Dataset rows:
** BEGIN **

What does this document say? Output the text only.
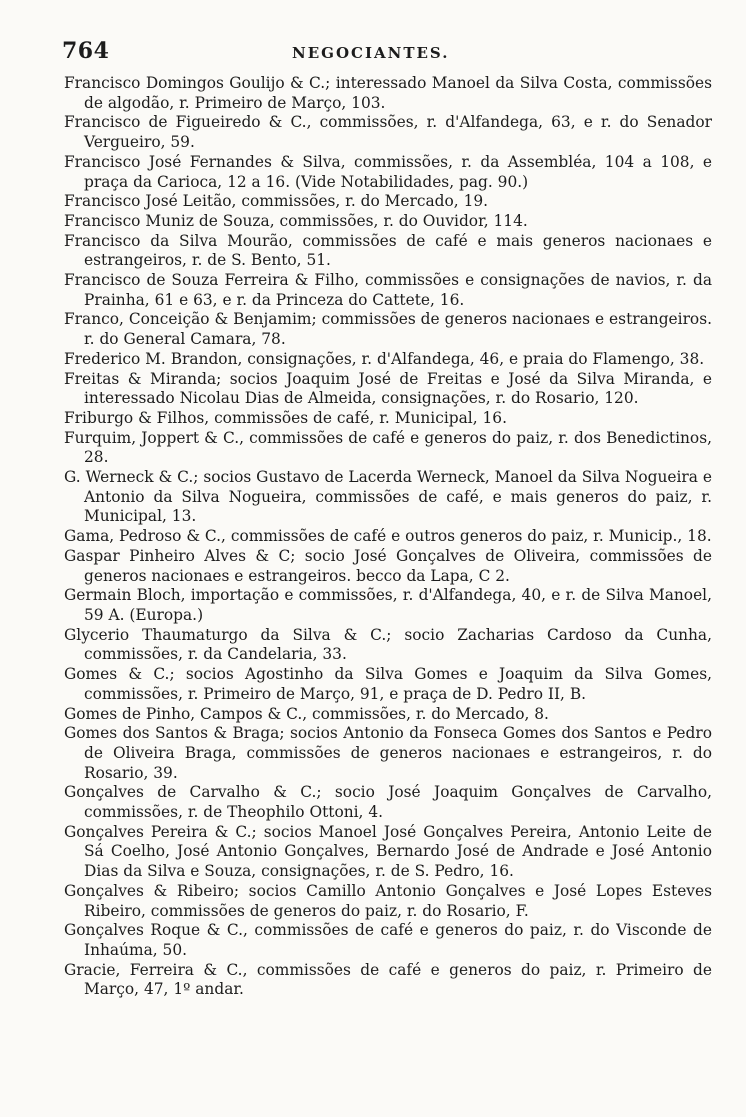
764	NEGOCIANTES.

Francisco Domingos Goulijo & C.; interessado Manoel da Silva Costa, commissões de algodão, r. Primeiro de Março, 103.

Francisco de Figueiredo & C., commissões, r. d'Alfandega, 63, e r. do Senador Vergueiro, 59.

Francisco José Fernandes & Silva, commissões, r. da Assembléa, 104 a 108, e praça da Carioca, 12 a 16. (Vide Notabilidades, pag. 90.)

Francisco José Leitão, commissões, r. do Mercado, 19.

Francisco Muniz de Souza, commissões, r. do Ouvidor, 114.

Francisco da Silva Mourão, commissões de café e mais generos nacionaes e estrangeiros, r. de S. Bento, 51.

Francisco de Souza Ferreira & Filho, commissões e consignações de navios, r. da Prainha, 61 e 63, e r. da Princeza do Cattete, 16.

Franco, Conceição & Benjamim; commissões de generos nacionaes e estrangeiros. r. do General Camara, 78.

Frederico M. Brandon, consignações, r. d'Alfandega, 46, e praia do Flamengo, 38.

Freitas & Miranda; socios Joaquim José de Freitas e José da Silva Miranda, e interessado Nicolau Dias de Almeida, consignações, r. do Rosario, 120.

Friburgo & Filhos, commissões de café, r. Municipal, 16.

Furquim, Joppert & C., commissões de café e generos do paiz, r. dos Benedictinos, 28.

G. Werneck & C.; socios Gustavo de Lacerda Werneck, Manoel da Silva Nogueira e Antonio da Silva Nogueira, commissões de café, e mais generos do paiz, r. Municipal, 13.

Gama, Pedroso & C., commissões de café e outros generos do paiz, r. Municip., 18.

Gaspar Pinheiro Alves & C; socio José Gonçalves de Oliveira, commissões de generos nacionaes e estrangeiros. becco da Lapa, C 2.

Germain Bloch, importação e commissões, r. d'Alfandega, 40, e r. de Silva Manoel, 59 A. (Europa.)

Glycerio Thaumaturgo da Silva & C.; socio Zacharias Cardoso da Cunha, commissões, r. da Candelaria, 33.

Gomes & C.; socios Agostinho da Silva Gomes e Joaquim da Silva Gomes, commissões, r. Primeiro de Março, 91, e praça de D. Pedro II, B.

Gomes de Pinho, Campos & C., commissões, r. do Mercado, 8.

Gomes dos Santos & Braga; socios Antonio da Fonseca Gomes dos Santos e Pedro de Oliveira Braga, commissões de generos nacionaes e estrangeiros, r. do Rosario, 39.

Gonçalves de Carvalho & C.; socio José Joaquim Gonçalves de Carvalho, commissões, r. de Theophilo Ottoni, 4.

Gonçalves Pereira & C.; socios Manoel José Gonçalves Pereira, Antonio Leite de Sá Coelho, José Antonio Gonçalves, Bernardo José de Andrade e José Antonio Dias da Silva e Souza, consignações, r. de S. Pedro, 16.

Gonçalves & Ribeiro; socios Camillo Antonio Gonçalves e José Lopes Esteves Ribeiro, commissões de generos do paiz, r. do Rosario, F.

Gonçalves Roque & C., commissões de café e generos do paiz, r. do Visconde de Inhaúma, 50.

Gracie, Ferreira & C., commissões de café e generos do paiz, r. Primeiro de Março, 47, 1º andar.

** END **

## Task brief:
For this exercise, gather every line of the data that contains the word "Alfandega".

## Exercise output:
Francisco de Figueiredo & C., commissões, r. d'Alfandega, 63, e r. do Senador Vergueiro, 59.
Frederico M. Brandon, consignações, r. d'Alfandega, 46, e praia do Flamengo, 38.
Germain Bloch, importação e commissões, r. d'Alfandega, 40, e r. de Silva Manoel, 59 A. (Europa.)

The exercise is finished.